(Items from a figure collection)
-------

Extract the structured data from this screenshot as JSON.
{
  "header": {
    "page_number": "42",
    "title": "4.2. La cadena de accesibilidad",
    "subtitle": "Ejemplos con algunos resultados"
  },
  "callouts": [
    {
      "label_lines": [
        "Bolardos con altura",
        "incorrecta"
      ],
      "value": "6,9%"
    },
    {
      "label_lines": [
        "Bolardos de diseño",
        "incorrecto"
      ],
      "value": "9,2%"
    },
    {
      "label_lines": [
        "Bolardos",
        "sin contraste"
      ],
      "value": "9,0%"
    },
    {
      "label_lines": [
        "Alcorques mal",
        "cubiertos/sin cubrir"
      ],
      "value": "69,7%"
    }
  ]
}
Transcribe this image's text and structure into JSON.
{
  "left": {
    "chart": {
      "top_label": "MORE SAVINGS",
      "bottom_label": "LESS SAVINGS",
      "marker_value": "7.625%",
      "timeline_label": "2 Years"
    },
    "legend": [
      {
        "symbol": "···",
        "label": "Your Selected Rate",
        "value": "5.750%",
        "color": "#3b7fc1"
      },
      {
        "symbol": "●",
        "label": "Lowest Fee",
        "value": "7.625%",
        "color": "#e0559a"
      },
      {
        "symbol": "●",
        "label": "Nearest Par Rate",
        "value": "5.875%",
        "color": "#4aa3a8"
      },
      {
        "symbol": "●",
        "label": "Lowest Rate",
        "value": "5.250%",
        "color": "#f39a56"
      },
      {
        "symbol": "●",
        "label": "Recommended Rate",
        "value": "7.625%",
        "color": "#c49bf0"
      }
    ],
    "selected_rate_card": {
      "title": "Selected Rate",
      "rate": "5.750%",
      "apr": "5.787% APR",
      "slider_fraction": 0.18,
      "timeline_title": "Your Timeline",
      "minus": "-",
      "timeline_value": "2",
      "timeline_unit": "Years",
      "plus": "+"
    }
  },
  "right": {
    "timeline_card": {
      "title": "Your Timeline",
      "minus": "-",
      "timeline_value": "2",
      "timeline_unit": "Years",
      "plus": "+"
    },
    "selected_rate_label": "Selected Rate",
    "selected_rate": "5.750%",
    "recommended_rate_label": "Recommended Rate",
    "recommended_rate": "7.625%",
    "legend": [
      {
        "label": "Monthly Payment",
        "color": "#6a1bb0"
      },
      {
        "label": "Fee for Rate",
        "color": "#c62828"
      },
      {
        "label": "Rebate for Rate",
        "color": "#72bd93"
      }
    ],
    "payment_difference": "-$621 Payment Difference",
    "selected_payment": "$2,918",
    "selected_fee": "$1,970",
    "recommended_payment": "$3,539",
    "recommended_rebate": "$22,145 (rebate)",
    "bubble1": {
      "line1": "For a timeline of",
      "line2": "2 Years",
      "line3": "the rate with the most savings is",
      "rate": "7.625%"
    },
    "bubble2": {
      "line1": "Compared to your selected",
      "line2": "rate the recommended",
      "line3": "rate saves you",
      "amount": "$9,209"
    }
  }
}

-------

• **Exercise details**: Check each line above for "JSON" and return the ones that have it.

• **Written answer**:
Extract the structured data from this screenshot as JSON.
Transcribe this image's text and structure into JSON.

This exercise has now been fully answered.